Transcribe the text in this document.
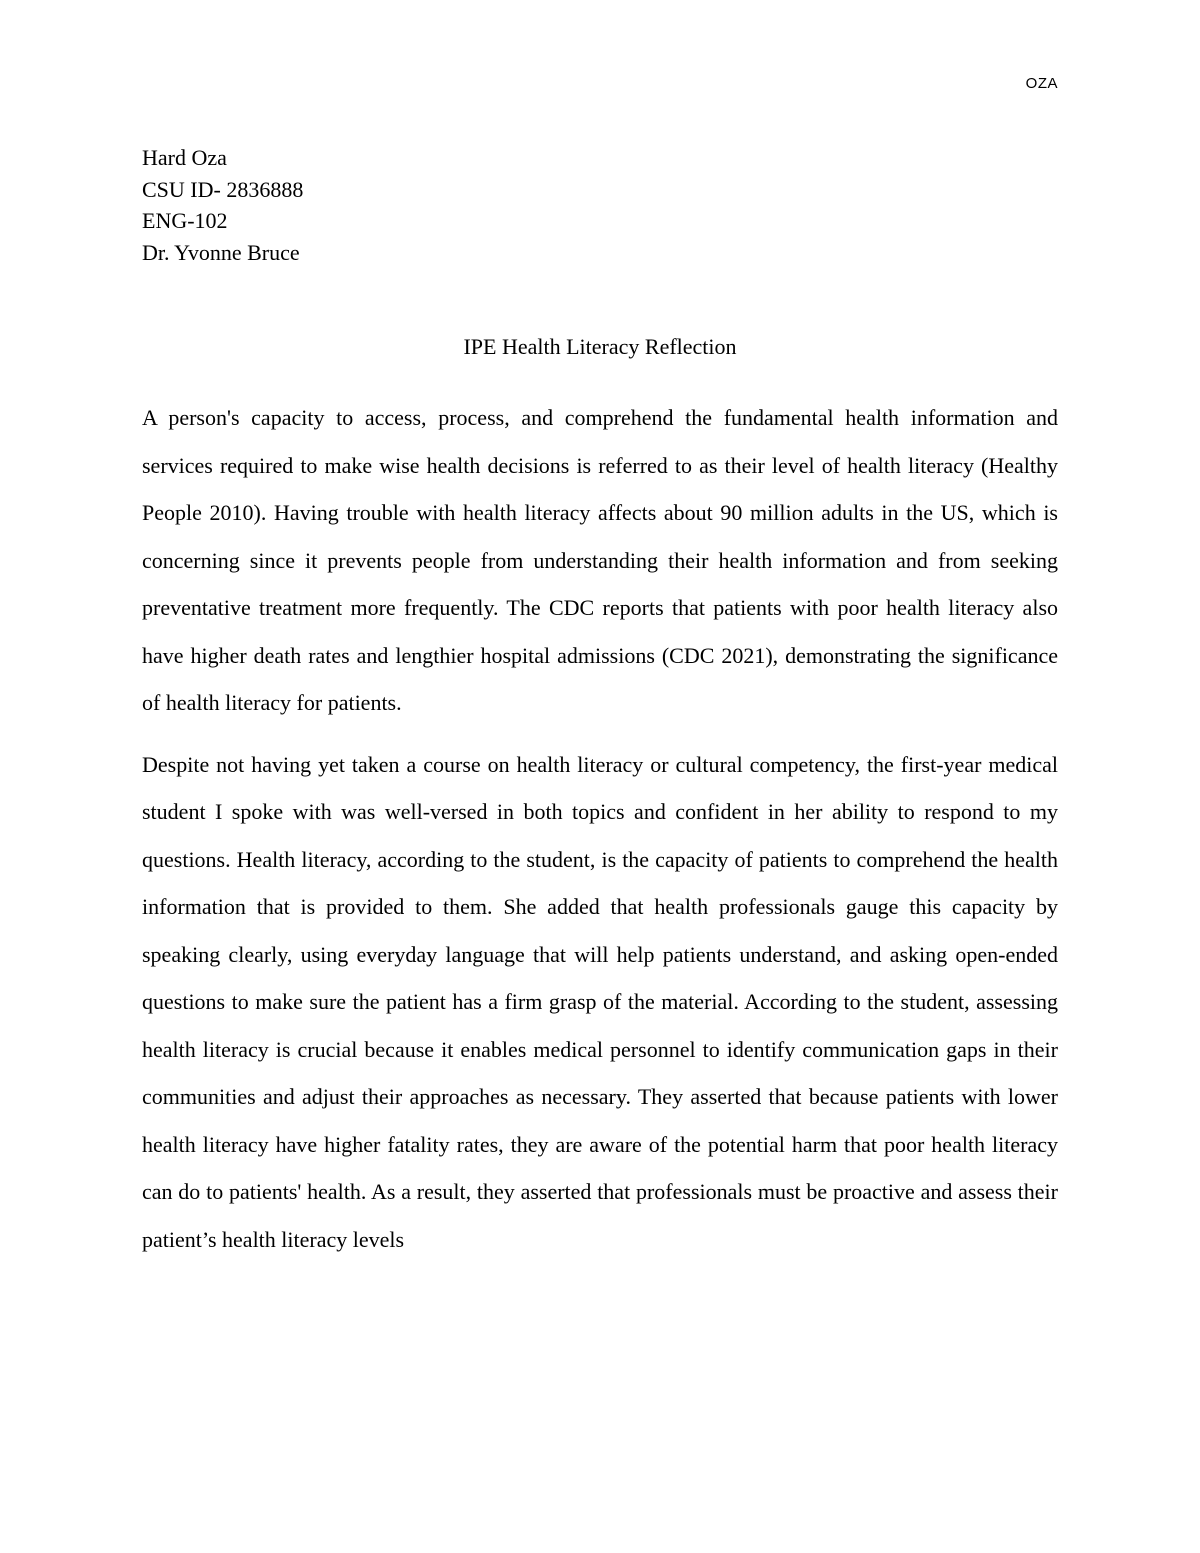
OZA

Hard Oza
CSU ID- 2836888
ENG-102
Dr. Yvonne Bruce
IPE Health Literacy Reflection

A person's capacity to access, process, and comprehend the fundamental health information and services required to make wise health decisions is referred to as their level of health literacy (Healthy People 2010). Having trouble with health literacy affects about 90 million adults in the US, which is concerning since it prevents people from understanding their health information and from seeking preventative treatment more frequently. The CDC reports that patients with poor health literacy also have higher death rates and lengthier hospital admissions (CDC 2021), demonstrating the significance of health literacy for patients.

Despite not having yet taken a course on health literacy or cultural competency, the first-year medical student I spoke with was well-versed in both topics and confident in her ability to respond to my questions. Health literacy, according to the student, is the capacity of patients to comprehend the health information that is provided to them. She added that health professionals gauge this capacity by speaking clearly, using everyday language that will help patients understand, and asking open-ended questions to make sure the patient has a firm grasp of the material. According to the student, assessing health literacy is crucial because it enables medical personnel to identify communication gaps in their communities and adjust their approaches as necessary. They asserted that because patients with lower health literacy have higher fatality rates, they are aware of the potential harm that poor health literacy can do to patients' health. As a result, they asserted that professionals must be proactive and assess their patient’s health literacy levels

## Task objective:
Copy every entry word for word, but omit the pictures.

## The answer:
Transcribe the text in this document.
OZA

Hard Oza
CSU ID- 2836888
ENG-102
Dr. Yvonne Bruce
IPE Health Literacy Reflection

A person's capacity to access, process, and comprehend the fundamental health information and services required to make wise health decisions is referred to as their level of health literacy (Healthy People 2010). Having trouble with health literacy affects about 90 million adults in the US, which is concerning since it prevents people from understanding their health information and from seeking preventative treatment more frequently. The CDC reports that patients with poor health literacy also have higher death rates and lengthier hospital admissions (CDC 2021), demonstrating the significance of health literacy for patients.

Despite not having yet taken a course on health literacy or cultural competency, the first-year medical student I spoke with was well-versed in both topics and confident in her ability to respond to my questions. Health literacy, according to the student, is the capacity of patients to comprehend the health information that is provided to them. She added that health professionals gauge this capacity by speaking clearly, using everyday language that will help patients understand, and asking open-ended questions to make sure the patient has a firm grasp of the material. According to the student, assessing health literacy is crucial because it enables medical personnel to identify communication gaps in their communities and adjust their approaches as necessary. They asserted that because patients with lower health literacy have higher fatality rates, they are aware of the potential harm that poor health literacy can do to patients' health. As a result, they asserted that professionals must be proactive and assess their patient’s health literacy levels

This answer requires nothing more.